#### Items ####
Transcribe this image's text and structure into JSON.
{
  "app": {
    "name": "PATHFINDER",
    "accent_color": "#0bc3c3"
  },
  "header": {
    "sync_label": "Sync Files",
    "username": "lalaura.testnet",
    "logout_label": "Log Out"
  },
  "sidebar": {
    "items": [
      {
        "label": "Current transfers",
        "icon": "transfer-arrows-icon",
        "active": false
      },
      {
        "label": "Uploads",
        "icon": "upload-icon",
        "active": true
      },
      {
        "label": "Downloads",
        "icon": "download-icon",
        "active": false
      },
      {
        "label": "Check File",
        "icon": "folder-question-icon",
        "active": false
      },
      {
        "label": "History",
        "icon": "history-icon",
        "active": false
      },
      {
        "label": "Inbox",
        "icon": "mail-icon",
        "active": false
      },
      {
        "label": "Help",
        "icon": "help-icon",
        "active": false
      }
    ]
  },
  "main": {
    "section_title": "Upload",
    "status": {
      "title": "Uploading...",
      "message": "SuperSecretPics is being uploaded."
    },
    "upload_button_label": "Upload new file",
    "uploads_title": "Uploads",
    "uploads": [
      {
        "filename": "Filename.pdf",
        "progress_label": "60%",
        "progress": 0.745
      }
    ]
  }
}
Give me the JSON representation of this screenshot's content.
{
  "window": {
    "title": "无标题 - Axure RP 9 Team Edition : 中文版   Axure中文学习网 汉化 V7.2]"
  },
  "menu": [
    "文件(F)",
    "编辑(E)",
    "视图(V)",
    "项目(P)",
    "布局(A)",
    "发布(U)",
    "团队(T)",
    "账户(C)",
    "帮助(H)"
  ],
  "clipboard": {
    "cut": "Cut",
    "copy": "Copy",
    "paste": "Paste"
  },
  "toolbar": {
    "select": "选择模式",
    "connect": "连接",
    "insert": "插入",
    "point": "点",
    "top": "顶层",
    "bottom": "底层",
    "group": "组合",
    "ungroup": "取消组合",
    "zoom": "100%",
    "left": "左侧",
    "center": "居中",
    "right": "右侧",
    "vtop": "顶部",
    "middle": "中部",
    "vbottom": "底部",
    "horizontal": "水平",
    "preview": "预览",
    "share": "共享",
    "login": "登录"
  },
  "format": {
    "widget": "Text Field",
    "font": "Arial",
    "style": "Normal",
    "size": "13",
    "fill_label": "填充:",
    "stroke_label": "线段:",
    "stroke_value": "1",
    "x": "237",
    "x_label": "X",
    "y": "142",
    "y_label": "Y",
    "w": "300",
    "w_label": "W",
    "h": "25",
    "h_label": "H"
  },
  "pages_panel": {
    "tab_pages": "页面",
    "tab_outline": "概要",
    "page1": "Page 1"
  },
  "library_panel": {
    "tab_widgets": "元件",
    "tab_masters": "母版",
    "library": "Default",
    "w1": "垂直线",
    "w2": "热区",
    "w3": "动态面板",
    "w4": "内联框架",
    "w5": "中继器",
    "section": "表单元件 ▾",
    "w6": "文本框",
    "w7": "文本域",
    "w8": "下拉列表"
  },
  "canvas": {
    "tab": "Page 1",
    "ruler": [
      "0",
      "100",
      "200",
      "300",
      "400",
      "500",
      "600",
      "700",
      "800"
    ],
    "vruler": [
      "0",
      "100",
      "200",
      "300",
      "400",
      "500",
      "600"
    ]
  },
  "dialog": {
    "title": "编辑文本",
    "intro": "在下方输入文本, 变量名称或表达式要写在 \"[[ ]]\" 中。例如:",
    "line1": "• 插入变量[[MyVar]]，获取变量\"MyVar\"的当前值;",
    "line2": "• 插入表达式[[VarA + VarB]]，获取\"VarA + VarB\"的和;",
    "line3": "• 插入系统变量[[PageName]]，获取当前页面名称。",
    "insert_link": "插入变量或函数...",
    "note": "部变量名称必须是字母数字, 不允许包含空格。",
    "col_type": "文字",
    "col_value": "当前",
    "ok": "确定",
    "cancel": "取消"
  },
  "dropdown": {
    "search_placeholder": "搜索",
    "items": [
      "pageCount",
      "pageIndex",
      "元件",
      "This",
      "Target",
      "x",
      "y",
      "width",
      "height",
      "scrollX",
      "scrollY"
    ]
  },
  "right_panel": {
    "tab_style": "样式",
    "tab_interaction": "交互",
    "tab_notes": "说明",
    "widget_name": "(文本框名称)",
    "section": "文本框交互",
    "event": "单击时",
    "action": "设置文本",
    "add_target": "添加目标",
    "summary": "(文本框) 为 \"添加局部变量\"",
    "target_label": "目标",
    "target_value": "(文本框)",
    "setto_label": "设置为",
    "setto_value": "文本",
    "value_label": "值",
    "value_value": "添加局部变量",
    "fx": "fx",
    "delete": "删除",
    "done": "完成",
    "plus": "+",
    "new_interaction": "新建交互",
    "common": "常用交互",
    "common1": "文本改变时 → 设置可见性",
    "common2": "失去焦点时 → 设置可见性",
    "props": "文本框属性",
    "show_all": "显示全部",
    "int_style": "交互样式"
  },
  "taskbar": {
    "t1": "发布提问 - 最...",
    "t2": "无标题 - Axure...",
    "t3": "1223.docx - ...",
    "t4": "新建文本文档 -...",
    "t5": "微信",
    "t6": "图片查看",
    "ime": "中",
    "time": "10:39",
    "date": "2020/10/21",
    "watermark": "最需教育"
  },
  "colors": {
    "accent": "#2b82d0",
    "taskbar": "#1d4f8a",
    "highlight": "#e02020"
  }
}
####
▸ The request: Print the listing above in its entirety, with every line exact.

▸ Written answer:
Transcribe this image's text and structure into JSON.
{
  "app": {
    "name": "PATHFINDER",
    "accent_color": "#0bc3c3"
  },
  "header": {
    "sync_label": "Sync Files",
    "username": "lalaura.testnet",
    "logout_label": "Log Out"
  },
  "sidebar": {
    "items": [
      {
        "label": "Current transfers",
        "icon": "transfer-arrows-icon",
        "active": false
      },
      {
        "label": "Uploads",
        "icon": "upload-icon",
        "active": true
      },
      {
        "label": "Downloads",
        "icon": "download-icon",
        "active": false
      },
      {
        "label": "Check File",
        "icon": "folder-question-icon",
        "active": false
      },
      {
        "label": "History",
        "icon": "history-icon",
        "active": false
      },
      {
        "label": "Inbox",
        "icon": "mail-icon",
        "active": false
      },
      {
        "label": "Help",
        "icon": "help-icon",
        "active": false
      }
    ]
  },
  "main": {
    "section_title": "Upload",
    "status": {
      "title": "Uploading...",
      "message": "SuperSecretPics is being uploaded."
    },
    "upload_button_label": "Upload new file",
    "uploads_title": "Uploads",
    "uploads": [
      {
        "filename": "Filename.pdf",
        "progress_label": "60%",
        "progress": 0.745
      }
    ]
  }
}
Give me the JSON representation of this screenshot's content.
{
  "window": {
    "title": "无标题 - Axure RP 9 Team Edition : 中文版   Axure中文学习网 汉化 V7.2]"
  },
  "menu": [
    "文件(F)",
    "编辑(E)",
    "视图(V)",
    "项目(P)",
    "布局(A)",
    "发布(U)",
    "团队(T)",
    "账户(C)",
    "帮助(H)"
  ],
  "clipboard": {
    "cut": "Cut",
    "copy": "Copy",
    "paste": "Paste"
  },
  "toolbar": {
    "select": "选择模式",
    "connect": "连接",
    "insert": "插入",
    "point": "点",
    "top": "顶层",
    "bottom": "底层",
    "group": "组合",
    "ungroup": "取消组合",
    "zoom": "100%",
    "left": "左侧",
    "center": "居中",
    "right": "右侧",
    "vtop": "顶部",
    "middle": "中部",
    "vbottom": "底部",
    "horizontal": "水平",
    "preview": "预览",
    "share": "共享",
    "login": "登录"
  },
  "format": {
    "widget": "Text Field",
    "font": "Arial",
    "style": "Normal",
    "size": "13",
    "fill_label": "填充:",
    "stroke_label": "线段:",
    "stroke_value": "1",
    "x": "237",
    "x_label": "X",
    "y": "142",
    "y_label": "Y",
    "w": "300",
    "w_label": "W",
    "h": "25",
    "h_label": "H"
  },
  "pages_panel": {
    "tab_pages": "页面",
    "tab_outline": "概要",
    "page1": "Page 1"
  },
  "library_panel": {
    "tab_widgets": "元件",
    "tab_masters": "母版",
    "library": "Default",
    "w1": "垂直线",
    "w2": "热区",
    "w3": "动态面板",
    "w4": "内联框架",
    "w5": "中继器",
    "section": "表单元件 ▾",
    "w6": "文本框",
    "w7": "文本域",
    "w8": "下拉列表"
  },
  "canvas": {
    "tab": "Page 1",
    "ruler": [
      "0",
      "100",
      "200",
      "300",
      "400",
      "500",
      "600",
      "700",
      "800"
    ],
    "vruler": [
      "0",
      "100",
      "200",
      "300",
      "400",
      "500",
      "600"
    ]
  },
  "dialog": {
    "title": "编辑文本",
    "intro": "在下方输入文本, 变量名称或表达式要写在 \"[[ ]]\" 中。例如:",
    "line1": "• 插入变量[[MyVar]]，获取变量\"MyVar\"的当前值;",
    "line2": "• 插入表达式[[VarA + VarB]]，获取\"VarA + VarB\"的和;",
    "line3": "• 插入系统变量[[PageName]]，获取当前页面名称。",
    "insert_link": "插入变量或函数...",
    "note": "部变量名称必须是字母数字, 不允许包含空格。",
    "col_type": "文字",
    "col_value": "当前",
    "ok": "确定",
    "cancel": "取消"
  },
  "dropdown": {
    "search_placeholder": "搜索",
    "items": [
      "pageCount",
      "pageIndex",
      "元件",
      "This",
      "Target",
      "x",
      "y",
      "width",
      "height",
      "scrollX",
      "scrollY"
    ]
  },
  "right_panel": {
    "tab_style": "样式",
    "tab_interaction": "交互",
    "tab_notes": "说明",
    "widget_name": "(文本框名称)",
    "section": "文本框交互",
    "event": "单击时",
    "action": "设置文本",
    "add_target": "添加目标",
    "summary": "(文本框) 为 \"添加局部变量\"",
    "target_label": "目标",
    "target_value": "(文本框)",
    "setto_label": "设置为",
    "setto_value": "文本",
    "value_label": "值",
    "value_value": "添加局部变量",
    "fx": "fx",
    "delete": "删除",
    "done": "完成",
    "plus": "+",
    "new_interaction": "新建交互",
    "common": "常用交互",
    "common1": "文本改变时 → 设置可见性",
    "common2": "失去焦点时 → 设置可见性",
    "props": "文本框属性",
    "show_all": "显示全部",
    "int_style": "交互样式"
  },
  "taskbar": {
    "t1": "发布提问 - 最...",
    "t2": "无标题 - Axure...",
    "t3": "1223.docx - ...",
    "t4": "新建文本文档 -...",
    "t5": "微信",
    "t6": "图片查看",
    "ime": "中",
    "time": "10:39",
    "date": "2020/10/21",
    "watermark": "最需教育"
  },
  "colors": {
    "accent": "#2b82d0",
    "taskbar": "#1d4f8a",
    "highlight": "#e02020"
  }
}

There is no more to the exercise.